Exercise description: Extract every line below, verbatim.

Data lines:
▬▬▬
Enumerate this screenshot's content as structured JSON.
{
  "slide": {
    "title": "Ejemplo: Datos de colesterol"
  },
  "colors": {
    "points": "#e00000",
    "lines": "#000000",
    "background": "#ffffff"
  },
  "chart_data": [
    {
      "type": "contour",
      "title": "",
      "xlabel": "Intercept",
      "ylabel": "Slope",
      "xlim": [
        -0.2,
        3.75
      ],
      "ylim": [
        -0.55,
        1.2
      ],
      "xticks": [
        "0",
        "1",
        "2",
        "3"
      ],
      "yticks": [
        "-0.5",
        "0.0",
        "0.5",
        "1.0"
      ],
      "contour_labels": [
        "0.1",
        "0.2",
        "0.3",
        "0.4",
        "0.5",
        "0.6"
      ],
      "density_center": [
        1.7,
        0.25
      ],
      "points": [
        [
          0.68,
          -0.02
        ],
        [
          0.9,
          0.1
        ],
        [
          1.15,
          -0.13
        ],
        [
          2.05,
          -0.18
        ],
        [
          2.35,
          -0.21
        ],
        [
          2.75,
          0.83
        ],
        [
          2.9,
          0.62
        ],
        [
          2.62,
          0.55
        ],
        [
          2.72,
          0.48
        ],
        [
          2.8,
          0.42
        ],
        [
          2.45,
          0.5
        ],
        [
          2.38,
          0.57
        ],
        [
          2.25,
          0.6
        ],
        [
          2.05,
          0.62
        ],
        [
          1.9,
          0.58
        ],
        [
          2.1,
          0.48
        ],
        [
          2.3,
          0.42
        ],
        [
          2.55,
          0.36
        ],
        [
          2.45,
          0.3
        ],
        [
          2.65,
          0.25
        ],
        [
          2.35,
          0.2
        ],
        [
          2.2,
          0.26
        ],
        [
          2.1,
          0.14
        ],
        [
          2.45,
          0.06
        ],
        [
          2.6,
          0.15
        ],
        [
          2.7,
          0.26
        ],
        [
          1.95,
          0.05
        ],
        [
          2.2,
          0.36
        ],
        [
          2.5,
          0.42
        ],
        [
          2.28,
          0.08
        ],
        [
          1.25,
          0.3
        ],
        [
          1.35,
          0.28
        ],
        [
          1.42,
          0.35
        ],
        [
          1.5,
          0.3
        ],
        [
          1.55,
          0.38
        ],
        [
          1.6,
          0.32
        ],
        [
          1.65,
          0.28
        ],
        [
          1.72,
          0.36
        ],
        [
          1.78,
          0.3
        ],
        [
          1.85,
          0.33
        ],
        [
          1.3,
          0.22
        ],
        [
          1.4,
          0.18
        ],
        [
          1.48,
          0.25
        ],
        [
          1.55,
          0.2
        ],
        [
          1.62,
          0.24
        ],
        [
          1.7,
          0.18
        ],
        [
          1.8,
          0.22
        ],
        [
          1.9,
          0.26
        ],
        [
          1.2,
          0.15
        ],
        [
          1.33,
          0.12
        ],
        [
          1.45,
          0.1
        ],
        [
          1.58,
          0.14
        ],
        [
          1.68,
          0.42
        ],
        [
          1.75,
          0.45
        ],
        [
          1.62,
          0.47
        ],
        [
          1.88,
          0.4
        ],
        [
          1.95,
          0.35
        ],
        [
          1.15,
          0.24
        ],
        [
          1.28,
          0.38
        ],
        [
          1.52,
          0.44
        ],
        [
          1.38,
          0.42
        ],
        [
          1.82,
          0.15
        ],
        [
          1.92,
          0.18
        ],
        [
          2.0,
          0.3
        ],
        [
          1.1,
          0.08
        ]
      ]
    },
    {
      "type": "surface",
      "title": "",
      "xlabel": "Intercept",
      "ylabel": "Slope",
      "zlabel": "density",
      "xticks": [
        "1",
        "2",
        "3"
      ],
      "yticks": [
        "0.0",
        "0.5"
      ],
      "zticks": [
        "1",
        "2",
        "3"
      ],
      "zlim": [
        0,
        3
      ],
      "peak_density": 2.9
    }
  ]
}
▬▬▬
Solution to the exercise:
Enumerate this screenshot's content as structured JSON.
{
  "slide": {
    "title": "Ejemplo: Datos de colesterol"
  },
  "colors": {
    "points": "#e00000",
    "lines": "#000000",
    "background": "#ffffff"
  },
  "chart_data": [
    {
      "type": "contour",
      "title": "",
      "xlabel": "Intercept",
      "ylabel": "Slope",
      "xlim": [
        -0.2,
        3.75
      ],
      "ylim": [
        -0.55,
        1.2
      ],
      "xticks": [
        "0",
        "1",
        "2",
        "3"
      ],
      "yticks": [
        "-0.5",
        "0.0",
        "0.5",
        "1.0"
      ],
      "contour_labels": [
        "0.1",
        "0.2",
        "0.3",
        "0.4",
        "0.5",
        "0.6"
      ],
      "density_center": [
        1.7,
        0.25
      ],
      "points": [
        [
          0.68,
          -0.02
        ],
        [
          0.9,
          0.1
        ],
        [
          1.15,
          -0.13
        ],
        [
          2.05,
          -0.18
        ],
        [
          2.35,
          -0.21
        ],
        [
          2.75,
          0.83
        ],
        [
          2.9,
          0.62
        ],
        [
          2.62,
          0.55
        ],
        [
          2.72,
          0.48
        ],
        [
          2.8,
          0.42
        ],
        [
          2.45,
          0.5
        ],
        [
          2.38,
          0.57
        ],
        [
          2.25,
          0.6
        ],
        [
          2.05,
          0.62
        ],
        [
          1.9,
          0.58
        ],
        [
          2.1,
          0.48
        ],
        [
          2.3,
          0.42
        ],
        [
          2.55,
          0.36
        ],
        [
          2.45,
          0.3
        ],
        [
          2.65,
          0.25
        ],
        [
          2.35,
          0.2
        ],
        [
          2.2,
          0.26
        ],
        [
          2.1,
          0.14
        ],
        [
          2.45,
          0.06
        ],
        [
          2.6,
          0.15
        ],
        [
          2.7,
          0.26
        ],
        [
          1.95,
          0.05
        ],
        [
          2.2,
          0.36
        ],
        [
          2.5,
          0.42
        ],
        [
          2.28,
          0.08
        ],
        [
          1.25,
          0.3
        ],
        [
          1.35,
          0.28
        ],
        [
          1.42,
          0.35
        ],
        [
          1.5,
          0.3
        ],
        [
          1.55,
          0.38
        ],
        [
          1.6,
          0.32
        ],
        [
          1.65,
          0.28
        ],
        [
          1.72,
          0.36
        ],
        [
          1.78,
          0.3
        ],
        [
          1.85,
          0.33
        ],
        [
          1.3,
          0.22
        ],
        [
          1.4,
          0.18
        ],
        [
          1.48,
          0.25
        ],
        [
          1.55,
          0.2
        ],
        [
          1.62,
          0.24
        ],
        [
          1.7,
          0.18
        ],
        [
          1.8,
          0.22
        ],
        [
          1.9,
          0.26
        ],
        [
          1.2,
          0.15
        ],
        [
          1.33,
          0.12
        ],
        [
          1.45,
          0.1
        ],
        [
          1.58,
          0.14
        ],
        [
          1.68,
          0.42
        ],
        [
          1.75,
          0.45
        ],
        [
          1.62,
          0.47
        ],
        [
          1.88,
          0.4
        ],
        [
          1.95,
          0.35
        ],
        [
          1.15,
          0.24
        ],
        [
          1.28,
          0.38
        ],
        [
          1.52,
          0.44
        ],
        [
          1.38,
          0.42
        ],
        [
          1.82,
          0.15
        ],
        [
          1.92,
          0.18
        ],
        [
          2.0,
          0.3
        ],
        [
          1.1,
          0.08
        ]
      ]
    },
    {
      "type": "surface",
      "title": "",
      "xlabel": "Intercept",
      "ylabel": "Slope",
      "zlabel": "density",
      "xticks": [
        "1",
        "2",
        "3"
      ],
      "yticks": [
        "0.0",
        "0.5"
      ],
      "zticks": [
        "1",
        "2",
        "3"
      ],
      "zlim": [
        0,
        3
      ],
      "peak_density": 2.9
    }
  ]
}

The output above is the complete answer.